### Exercise brief
Below is a set of records. Repeat all of them exactly.

(Items from a dataset)
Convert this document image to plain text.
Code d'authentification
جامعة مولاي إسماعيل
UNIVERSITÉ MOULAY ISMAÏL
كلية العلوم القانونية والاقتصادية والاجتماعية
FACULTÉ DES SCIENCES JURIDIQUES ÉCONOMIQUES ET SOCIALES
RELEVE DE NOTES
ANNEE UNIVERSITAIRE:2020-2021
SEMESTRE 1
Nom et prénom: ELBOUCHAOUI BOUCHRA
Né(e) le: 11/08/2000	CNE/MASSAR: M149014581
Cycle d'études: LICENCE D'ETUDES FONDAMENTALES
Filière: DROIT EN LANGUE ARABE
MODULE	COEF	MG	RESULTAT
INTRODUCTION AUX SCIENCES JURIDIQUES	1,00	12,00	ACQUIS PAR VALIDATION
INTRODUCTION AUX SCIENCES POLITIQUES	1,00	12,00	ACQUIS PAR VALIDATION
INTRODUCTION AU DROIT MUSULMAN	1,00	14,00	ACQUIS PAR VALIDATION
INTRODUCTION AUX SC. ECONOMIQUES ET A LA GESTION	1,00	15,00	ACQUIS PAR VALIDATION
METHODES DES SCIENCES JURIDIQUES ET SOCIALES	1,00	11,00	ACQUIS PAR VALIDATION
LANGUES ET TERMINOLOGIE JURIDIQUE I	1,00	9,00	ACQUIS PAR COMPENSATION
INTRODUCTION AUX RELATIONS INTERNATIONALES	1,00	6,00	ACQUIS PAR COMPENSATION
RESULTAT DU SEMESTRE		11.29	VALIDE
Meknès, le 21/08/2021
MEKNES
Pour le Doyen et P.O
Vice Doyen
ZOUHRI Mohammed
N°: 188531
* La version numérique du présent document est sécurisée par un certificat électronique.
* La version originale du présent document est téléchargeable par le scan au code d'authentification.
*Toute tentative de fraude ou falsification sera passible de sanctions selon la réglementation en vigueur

### The output
Convert this document image to plain text.
Code d'authentification
جامعة مولاي إسماعيل
UNIVERSITÉ MOULAY ISMAÏL
كلية العلوم القانونية والاقتصادية والاجتماعية
FACULTÉ DES SCIENCES JURIDIQUES ÉCONOMIQUES ET SOCIALES
RELEVE DE NOTES
ANNEE UNIVERSITAIRE:2020-2021
SEMESTRE 1
Nom et prénom: ELBOUCHAOUI BOUCHRA
Né(e) le: 11/08/2000	CNE/MASSAR: M149014581
Cycle d'études: LICENCE D'ETUDES FONDAMENTALES
Filière: DROIT EN LANGUE ARABE
MODULE	COEF	MG	RESULTAT
INTRODUCTION AUX SCIENCES JURIDIQUES	1,00	12,00	ACQUIS PAR VALIDATION
INTRODUCTION AUX SCIENCES POLITIQUES	1,00	12,00	ACQUIS PAR VALIDATION
INTRODUCTION AU DROIT MUSULMAN	1,00	14,00	ACQUIS PAR VALIDATION
INTRODUCTION AUX SC. ECONOMIQUES ET A LA GESTION	1,00	15,00	ACQUIS PAR VALIDATION
METHODES DES SCIENCES JURIDIQUES ET SOCIALES	1,00	11,00	ACQUIS PAR VALIDATION
LANGUES ET TERMINOLOGIE JURIDIQUE I	1,00	9,00	ACQUIS PAR COMPENSATION
INTRODUCTION AUX RELATIONS INTERNATIONALES	1,00	6,00	ACQUIS PAR COMPENSATION
RESULTAT DU SEMESTRE		11.29	VALIDE
Meknès, le 21/08/2021
MEKNES
Pour le Doyen et P.O
Vice Doyen
ZOUHRI Mohammed
N°: 188531
* La version numérique du présent document est sécurisée par un certificat électronique.
* La version originale du présent document est téléchargeable par le scan au code d'authentification.
*Toute tentative de fraude ou falsification sera passible de sanctions selon la réglementation en vigueur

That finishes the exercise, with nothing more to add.